§ Excerpts from a figure dataset:
______________________________
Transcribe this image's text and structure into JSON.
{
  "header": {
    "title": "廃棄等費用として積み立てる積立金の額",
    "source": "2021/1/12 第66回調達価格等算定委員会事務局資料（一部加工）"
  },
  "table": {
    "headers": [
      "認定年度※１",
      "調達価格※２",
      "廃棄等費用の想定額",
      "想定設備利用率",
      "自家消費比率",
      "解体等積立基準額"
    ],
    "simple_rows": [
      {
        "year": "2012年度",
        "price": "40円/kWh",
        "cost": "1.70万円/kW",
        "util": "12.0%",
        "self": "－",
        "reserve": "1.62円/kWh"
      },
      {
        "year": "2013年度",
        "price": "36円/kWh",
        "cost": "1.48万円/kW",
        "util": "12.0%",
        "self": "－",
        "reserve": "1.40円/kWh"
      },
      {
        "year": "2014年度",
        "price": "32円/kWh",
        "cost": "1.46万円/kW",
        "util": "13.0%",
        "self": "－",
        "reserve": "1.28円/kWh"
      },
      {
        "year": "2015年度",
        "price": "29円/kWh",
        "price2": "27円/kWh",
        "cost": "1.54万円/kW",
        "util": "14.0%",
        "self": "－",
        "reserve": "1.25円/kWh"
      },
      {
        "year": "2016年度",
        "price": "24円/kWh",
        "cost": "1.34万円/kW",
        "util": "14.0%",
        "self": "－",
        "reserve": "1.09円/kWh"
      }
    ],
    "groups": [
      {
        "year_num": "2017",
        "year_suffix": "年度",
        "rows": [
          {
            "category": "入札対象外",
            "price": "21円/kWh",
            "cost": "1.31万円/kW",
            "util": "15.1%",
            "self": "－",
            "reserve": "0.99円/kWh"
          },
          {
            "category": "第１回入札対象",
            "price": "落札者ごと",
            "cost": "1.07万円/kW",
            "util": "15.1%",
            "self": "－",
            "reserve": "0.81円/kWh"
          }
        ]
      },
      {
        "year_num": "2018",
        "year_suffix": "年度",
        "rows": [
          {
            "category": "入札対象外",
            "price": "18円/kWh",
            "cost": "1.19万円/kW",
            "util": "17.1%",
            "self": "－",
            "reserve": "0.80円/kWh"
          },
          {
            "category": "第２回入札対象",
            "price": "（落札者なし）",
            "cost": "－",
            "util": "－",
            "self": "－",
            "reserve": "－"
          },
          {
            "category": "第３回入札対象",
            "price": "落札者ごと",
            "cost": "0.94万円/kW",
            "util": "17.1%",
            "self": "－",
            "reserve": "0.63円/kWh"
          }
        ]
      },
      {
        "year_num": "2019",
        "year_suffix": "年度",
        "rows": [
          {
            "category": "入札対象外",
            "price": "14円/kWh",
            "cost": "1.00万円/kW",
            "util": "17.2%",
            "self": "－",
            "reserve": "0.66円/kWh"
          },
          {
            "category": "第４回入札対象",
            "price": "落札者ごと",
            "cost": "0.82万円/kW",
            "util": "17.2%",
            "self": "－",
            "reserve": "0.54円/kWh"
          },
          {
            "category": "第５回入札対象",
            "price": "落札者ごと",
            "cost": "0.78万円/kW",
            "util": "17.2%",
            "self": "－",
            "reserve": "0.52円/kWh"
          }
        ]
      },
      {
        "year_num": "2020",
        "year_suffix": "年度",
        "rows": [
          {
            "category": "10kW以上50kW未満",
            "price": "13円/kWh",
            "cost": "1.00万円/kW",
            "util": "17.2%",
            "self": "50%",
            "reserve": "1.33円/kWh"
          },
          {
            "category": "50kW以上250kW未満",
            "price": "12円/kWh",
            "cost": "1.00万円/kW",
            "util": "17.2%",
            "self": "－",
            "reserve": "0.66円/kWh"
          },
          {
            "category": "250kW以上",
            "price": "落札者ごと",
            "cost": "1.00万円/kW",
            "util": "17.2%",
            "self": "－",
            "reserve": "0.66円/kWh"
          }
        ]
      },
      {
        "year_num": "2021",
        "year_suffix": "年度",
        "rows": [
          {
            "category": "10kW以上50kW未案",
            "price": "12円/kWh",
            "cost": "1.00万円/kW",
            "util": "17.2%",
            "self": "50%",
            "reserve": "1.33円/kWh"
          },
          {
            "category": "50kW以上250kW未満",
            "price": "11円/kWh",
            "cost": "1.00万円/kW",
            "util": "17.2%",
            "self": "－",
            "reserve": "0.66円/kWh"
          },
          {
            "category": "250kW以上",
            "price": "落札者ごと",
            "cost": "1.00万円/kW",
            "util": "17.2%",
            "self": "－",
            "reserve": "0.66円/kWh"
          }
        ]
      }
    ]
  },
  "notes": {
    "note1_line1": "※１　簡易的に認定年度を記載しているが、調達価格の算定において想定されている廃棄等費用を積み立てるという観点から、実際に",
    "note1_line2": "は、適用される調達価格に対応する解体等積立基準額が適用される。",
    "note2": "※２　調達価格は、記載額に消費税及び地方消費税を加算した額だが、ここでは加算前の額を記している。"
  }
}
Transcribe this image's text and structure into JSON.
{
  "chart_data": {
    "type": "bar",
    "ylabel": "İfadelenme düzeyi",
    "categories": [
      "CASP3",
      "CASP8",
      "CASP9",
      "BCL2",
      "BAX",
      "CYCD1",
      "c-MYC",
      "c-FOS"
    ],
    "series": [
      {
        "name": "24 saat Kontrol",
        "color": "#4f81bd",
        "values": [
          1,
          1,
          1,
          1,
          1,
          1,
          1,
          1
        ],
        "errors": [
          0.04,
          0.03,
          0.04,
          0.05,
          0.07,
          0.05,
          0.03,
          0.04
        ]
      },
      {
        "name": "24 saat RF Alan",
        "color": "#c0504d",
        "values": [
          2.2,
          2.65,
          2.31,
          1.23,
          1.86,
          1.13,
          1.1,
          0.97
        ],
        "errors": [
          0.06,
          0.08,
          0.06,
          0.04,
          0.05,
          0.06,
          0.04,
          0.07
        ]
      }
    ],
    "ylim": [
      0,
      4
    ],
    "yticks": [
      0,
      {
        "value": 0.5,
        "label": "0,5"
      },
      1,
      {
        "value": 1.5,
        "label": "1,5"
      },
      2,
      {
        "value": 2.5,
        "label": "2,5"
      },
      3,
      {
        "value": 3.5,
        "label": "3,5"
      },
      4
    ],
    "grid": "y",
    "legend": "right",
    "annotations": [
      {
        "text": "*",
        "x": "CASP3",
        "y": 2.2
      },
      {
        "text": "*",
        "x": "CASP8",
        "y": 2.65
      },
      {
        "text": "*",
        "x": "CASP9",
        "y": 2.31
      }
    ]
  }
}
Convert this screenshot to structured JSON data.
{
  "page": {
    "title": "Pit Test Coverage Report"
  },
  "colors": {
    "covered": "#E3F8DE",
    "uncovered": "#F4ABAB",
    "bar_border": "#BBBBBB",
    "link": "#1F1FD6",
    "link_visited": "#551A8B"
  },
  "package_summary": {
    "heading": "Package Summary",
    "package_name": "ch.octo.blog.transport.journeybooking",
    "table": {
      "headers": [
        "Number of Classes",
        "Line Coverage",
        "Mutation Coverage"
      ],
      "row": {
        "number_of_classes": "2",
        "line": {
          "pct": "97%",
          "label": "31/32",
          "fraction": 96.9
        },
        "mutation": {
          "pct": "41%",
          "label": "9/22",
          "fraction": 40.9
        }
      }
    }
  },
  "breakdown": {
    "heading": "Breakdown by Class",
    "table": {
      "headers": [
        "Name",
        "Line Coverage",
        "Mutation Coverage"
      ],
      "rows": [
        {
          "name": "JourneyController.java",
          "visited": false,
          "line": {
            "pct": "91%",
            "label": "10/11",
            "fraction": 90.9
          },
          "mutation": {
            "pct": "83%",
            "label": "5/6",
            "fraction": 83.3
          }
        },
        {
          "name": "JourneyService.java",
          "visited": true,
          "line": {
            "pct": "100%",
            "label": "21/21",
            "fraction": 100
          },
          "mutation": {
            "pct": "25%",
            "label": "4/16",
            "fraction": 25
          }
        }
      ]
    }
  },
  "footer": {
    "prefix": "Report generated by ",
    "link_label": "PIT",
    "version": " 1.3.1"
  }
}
______________________________
§ INSTRUCTIONS TO FOLLOW:
Write out every line of the data that holds the word "java".

§ EXPECTED OUTPUT:
          "name": "JourneyController.java",
          "name": "JourneyService.java",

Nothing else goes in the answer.